[Excerpt from a dataset]
- - - - -
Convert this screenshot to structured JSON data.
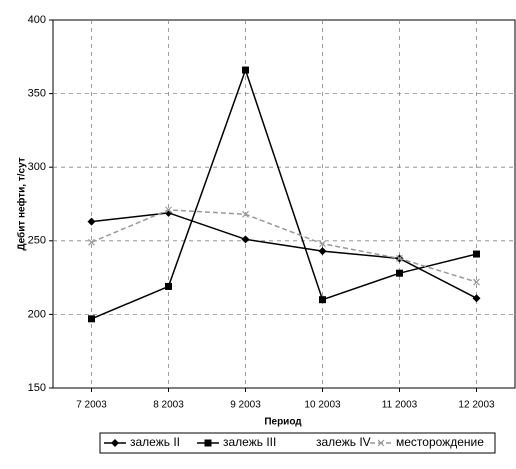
{
  "chart_data": {
    "type": "line",
    "y_label": "Дебит нефти, т/сут",
    "x_label": "Период",
    "categories": [
      "7 2003",
      "8 2003",
      "9 2003",
      "10 2003",
      "11 2003",
      "12 2003"
    ],
    "series": [
      {
        "name": "залежь II",
        "color": "#000000",
        "marker": "diamond",
        "dash": false,
        "values": [
          263,
          269,
          251,
          243,
          238,
          211
        ]
      },
      {
        "name": "залежь III",
        "color": "#000000",
        "marker": "square",
        "dash": false,
        "values": [
          197,
          219,
          366,
          210,
          228,
          241
        ]
      },
      {
        "name": "залежь IV",
        "color": "#ffffff",
        "marker": "none",
        "dash": false,
        "values": [
          null,
          null,
          null,
          null,
          null,
          null
        ]
      },
      {
        "name": "месторождение",
        "color": "#999999",
        "marker": "x",
        "dash": true,
        "values": [
          249,
          271,
          268,
          248,
          238,
          222
        ]
      }
    ],
    "ylim": [
      150,
      400
    ],
    "yticks": [
      150,
      200,
      250,
      300,
      350,
      400
    ],
    "grid": true,
    "legend": "bottom"
  }
}
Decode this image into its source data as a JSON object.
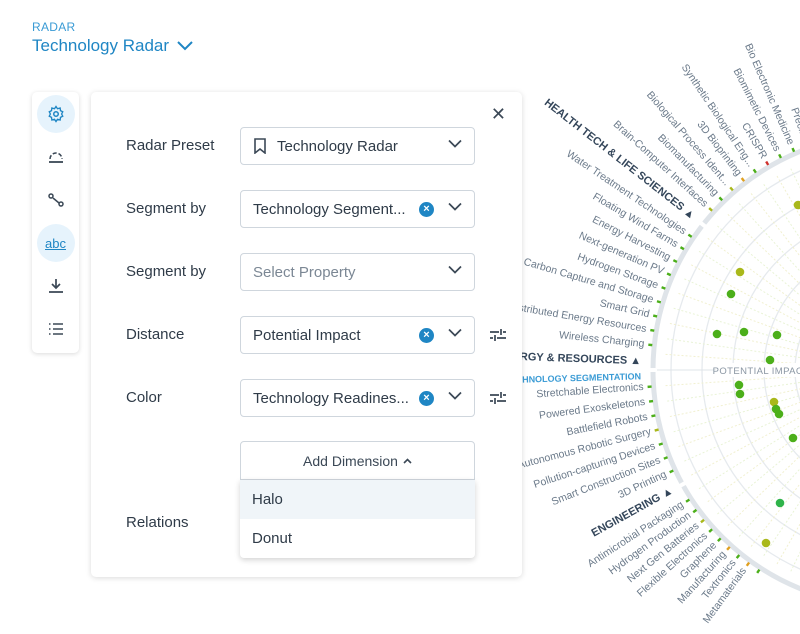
{
  "header": {
    "kicker": "RADAR",
    "title": "Technology Radar"
  },
  "rail": [
    {
      "icon": "gear-icon",
      "active": true
    },
    {
      "icon": "arc-icon"
    },
    {
      "icon": "relations-icon"
    },
    {
      "icon": "abc-label-icon",
      "label": "abc",
      "active": true
    },
    {
      "icon": "download-icon"
    },
    {
      "icon": "list-icon"
    }
  ],
  "panel": {
    "fields": [
      {
        "label": "Radar Preset",
        "value": "Technology Radar",
        "icon": "bookmark-icon"
      },
      {
        "label": "Segment by",
        "value": "Technology Segment...",
        "clearable": true
      },
      {
        "label": "Segment by",
        "placeholder": "Select Property"
      },
      {
        "label": "Distance",
        "value": "Potential Impact",
        "clearable": true,
        "tune": true
      },
      {
        "label": "Color",
        "value": "Technology Readines...",
        "clearable": true,
        "tune": true
      }
    ],
    "add_dimension": "Add Dimension",
    "dimension_options": [
      "Halo",
      "Donut"
    ],
    "relations_label": "Relations"
  },
  "radar": {
    "axis_label": "POTENTIAL IMPACT",
    "segment_property": "TECHNOLOGY SEGMENTATION",
    "segments": [
      {
        "name": "HEALTH TECH & LIFE SCIENCES",
        "items": [
          {
            "name": "Brain-Computer Interfaces",
            "color": "#a9b81a"
          },
          {
            "name": "Biomanufacturing",
            "color": "#4caf1a"
          },
          {
            "name": "Biological Process Ident...",
            "color": "#a9b81a"
          },
          {
            "name": "3D Bioprinting",
            "color": "#e0a020"
          },
          {
            "name": "Synthetic Biological Eng...",
            "color": "#4caf1a"
          },
          {
            "name": "CRISPR",
            "color": "#d0312d"
          },
          {
            "name": "Biomimetic Devices",
            "color": "#4caf1a"
          },
          {
            "name": "Bio Electronic Medicine",
            "color": "#4caf1a"
          },
          {
            "name": "Preci...",
            "color": "#4caf1a"
          }
        ]
      },
      {
        "name": "ENERGY & RESOURCES",
        "items": [
          {
            "name": "Water Treatment Technologies",
            "color": "#4caf1a"
          },
          {
            "name": "Floating Wind Farms",
            "color": "#4caf1a"
          },
          {
            "name": "Energy Harvesting",
            "color": "#4caf1a"
          },
          {
            "name": "Next-generation PV",
            "color": "#4caf1a"
          },
          {
            "name": "Hydrogen Storage",
            "color": "#4caf1a"
          },
          {
            "name": "Carbon Capture and Storage",
            "color": "#4caf1a"
          },
          {
            "name": "Smart Grid",
            "color": "#4caf1a"
          },
          {
            "name": "Distributed Energy Resources",
            "color": "#4caf1a"
          },
          {
            "name": "Wireless Charging",
            "color": "#4caf1a"
          }
        ]
      },
      {
        "name": "ENGINEERING",
        "items": [
          {
            "name": "Stretchable Electronics",
            "color": "#4caf1a"
          },
          {
            "name": "Powered Exoskeletons",
            "color": "#4caf1a"
          },
          {
            "name": "Battlefield Robots",
            "color": "#4caf1a"
          },
          {
            "name": "Autonomous Robotic Surgery",
            "color": "#a9b81a"
          },
          {
            "name": "Pollution-capturing Devices",
            "color": "#4caf1a"
          },
          {
            "name": "Smart Construction Sites",
            "color": "#4caf1a"
          },
          {
            "name": "3D Printing",
            "color": "#4caf1a"
          }
        ]
      },
      {
        "name": "",
        "items": [
          {
            "name": "Antimicrobial Packaging",
            "color": "#4caf1a"
          },
          {
            "name": "Hydrogen Production",
            "color": "#4caf1a"
          },
          {
            "name": "Next Gen Batteries",
            "color": "#a9b81a"
          },
          {
            "name": "Flexible Electronics",
            "color": "#4caf1a"
          },
          {
            "name": "Graphene",
            "color": "#4caf1a"
          },
          {
            "name": "Manufacturing",
            "color": "#e0a020"
          },
          {
            "name": "Textronics",
            "color": "#4caf1a"
          },
          {
            "name": "Metamaterials",
            "color": "#e0a020"
          },
          {
            "name": "",
            "color": "#4caf1a"
          }
        ]
      }
    ]
  }
}
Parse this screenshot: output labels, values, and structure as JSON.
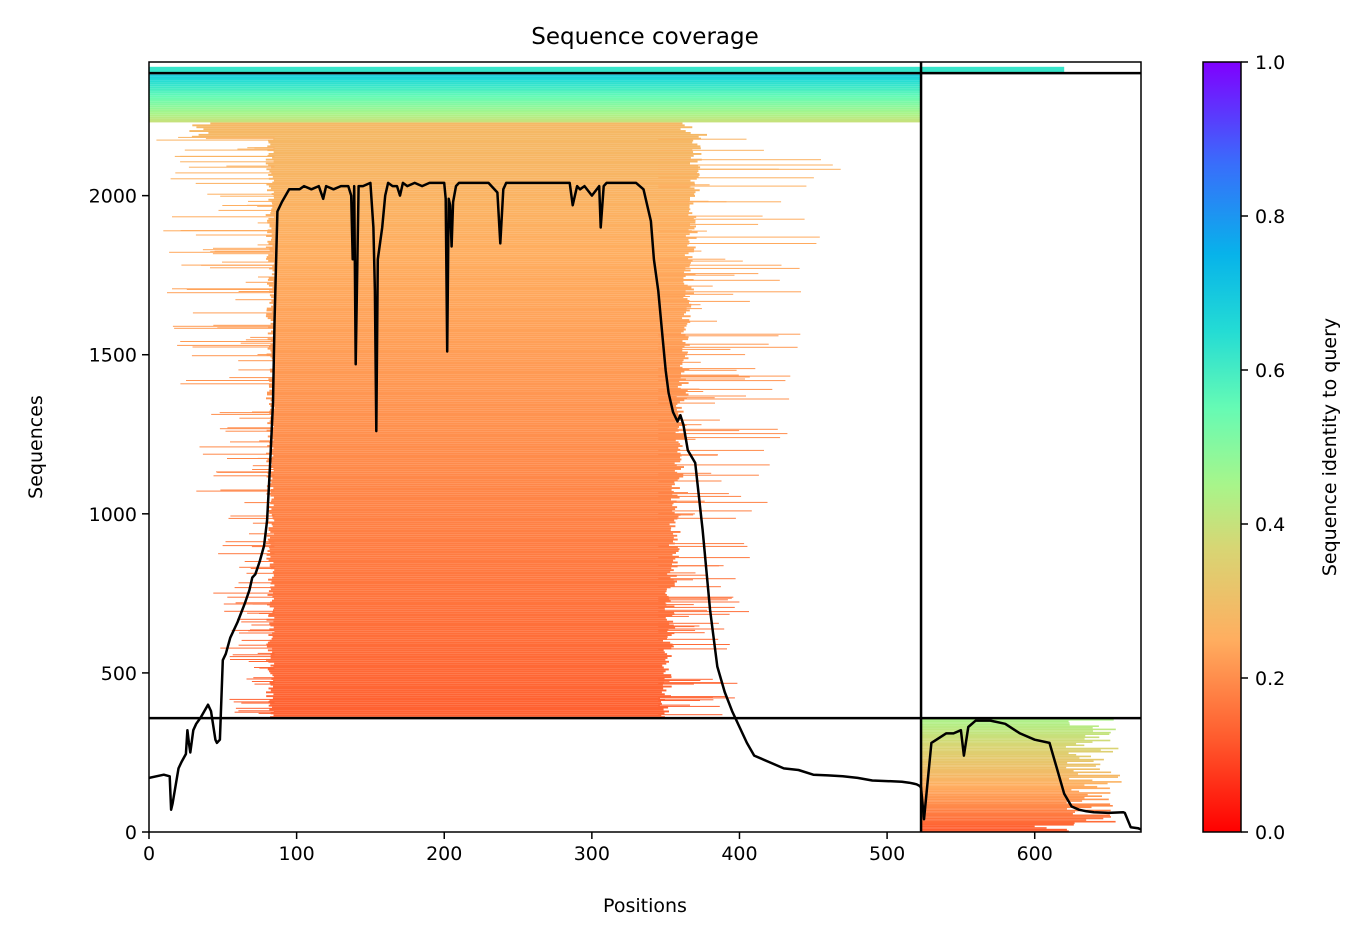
{
  "chart_data": {
    "type": "heatmap",
    "title": "Sequence coverage",
    "xlabel": "Positions",
    "ylabel": "Sequences",
    "xlim": [
      0,
      672
    ],
    "ylim": [
      0,
      2420
    ],
    "x_ticks": [
      0,
      100,
      200,
      300,
      400,
      500,
      600
    ],
    "y_ticks": [
      0,
      500,
      1000,
      1500,
      2000
    ],
    "grid": false,
    "colorbar": {
      "label": "Sequence identity to query",
      "range": [
        0.0,
        1.0
      ],
      "ticks": [
        "0.0",
        "0.2",
        "0.4",
        "0.6",
        "0.8",
        "1.0"
      ],
      "colormap": "rainbow_r"
    },
    "chain_boundary_x": 523,
    "chain_boundary_y": 358,
    "coverage_line": {
      "color": "#000000",
      "x": [
        0,
        10,
        14,
        15,
        16,
        20,
        22,
        25,
        26,
        27,
        28,
        30,
        32,
        35,
        40,
        42,
        45,
        46,
        48,
        50,
        52,
        55,
        60,
        65,
        68,
        70,
        72,
        75,
        78,
        80,
        82,
        84,
        85,
        87,
        90,
        95,
        100,
        102,
        105,
        110,
        115,
        118,
        120,
        125,
        130,
        135,
        137,
        138,
        139,
        140,
        142,
        145,
        150,
        152,
        153,
        154,
        155,
        158,
        160,
        162,
        165,
        168,
        170,
        172,
        175,
        180,
        185,
        190,
        195,
        200,
        201,
        202,
        203,
        204,
        205,
        206,
        208,
        210,
        215,
        220,
        230,
        236,
        238,
        240,
        242,
        250,
        260,
        270,
        280,
        285,
        287,
        290,
        292,
        295,
        300,
        305,
        306,
        308,
        310,
        320,
        330,
        335,
        340,
        342,
        345,
        348,
        350,
        352,
        355,
        358,
        360,
        362,
        365,
        370,
        375,
        380,
        385,
        390,
        395,
        400,
        405,
        410,
        420,
        430,
        440,
        450,
        460,
        470,
        480,
        490,
        500,
        510,
        515,
        518,
        520,
        522,
        523,
        525,
        530,
        540,
        545,
        550,
        552,
        555,
        560,
        570,
        580,
        590,
        600,
        610,
        615,
        620,
        625,
        630,
        635,
        640,
        650,
        660,
        661,
        665,
        670,
        672
      ],
      "y": [
        170,
        180,
        175,
        70,
        90,
        200,
        220,
        245,
        320,
        280,
        250,
        320,
        340,
        360,
        400,
        380,
        290,
        280,
        290,
        540,
        560,
        610,
        660,
        720,
        760,
        800,
        810,
        850,
        900,
        980,
        1150,
        1350,
        1600,
        1950,
        1980,
        2020,
        2020,
        2020,
        2030,
        2020,
        2030,
        1990,
        2030,
        2020,
        2030,
        2030,
        2000,
        1800,
        2030,
        1470,
        2030,
        2030,
        2040,
        1900,
        1700,
        1260,
        1800,
        1900,
        2000,
        2040,
        2030,
        2030,
        2000,
        2040,
        2030,
        2040,
        2030,
        2040,
        2040,
        2040,
        1990,
        1510,
        1990,
        1970,
        1840,
        1980,
        2030,
        2040,
        2040,
        2040,
        2040,
        2010,
        1850,
        2020,
        2040,
        2040,
        2040,
        2040,
        2040,
        2040,
        1970,
        2030,
        2020,
        2030,
        2000,
        2030,
        1900,
        2030,
        2040,
        2040,
        2040,
        2020,
        1920,
        1800,
        1700,
        1550,
        1450,
        1380,
        1320,
        1290,
        1310,
        1280,
        1200,
        1160,
        950,
        700,
        520,
        440,
        380,
        330,
        280,
        240,
        220,
        200,
        195,
        180,
        178,
        175,
        170,
        162,
        160,
        158,
        155,
        152,
        150,
        145,
        140,
        40,
        280,
        310,
        310,
        320,
        240,
        330,
        350,
        350,
        340,
        310,
        290,
        280,
        200,
        120,
        80,
        70,
        65,
        62,
        60,
        62,
        60,
        15,
        12,
        8,
        5
      ]
    },
    "query_row": {
      "sequence_y": 2385,
      "chain_a_range": [
        0,
        523
      ],
      "chain_b_range": [
        523,
        672
      ]
    },
    "chain_a_block": {
      "sequence_range": [
        358,
        2385
      ],
      "core_start_x": 85,
      "core_end_x": 345,
      "extended_start_x": 25,
      "extended_end_x": 450,
      "identity_top": 0.7,
      "identity_mid": 0.28,
      "identity_bottom": 0.13
    },
    "chain_b_block": {
      "sequence_range": [
        0,
        358
      ],
      "start_x": 523,
      "end_x": 660,
      "identity_top": 0.45,
      "identity_bottom": 0.12
    }
  }
}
- - - - -
▶ Requirement
Select and copy every line from the records that includes the word "icon".

▶ Answer in full
      "icon": "gear-icon",
      "icon": "arc-icon"
      "icon": "relations-icon"
      "icon": "abc-label-icon",
      "icon": "download-icon"
      "icon": "list-icon"
        "icon": "bookmark-icon"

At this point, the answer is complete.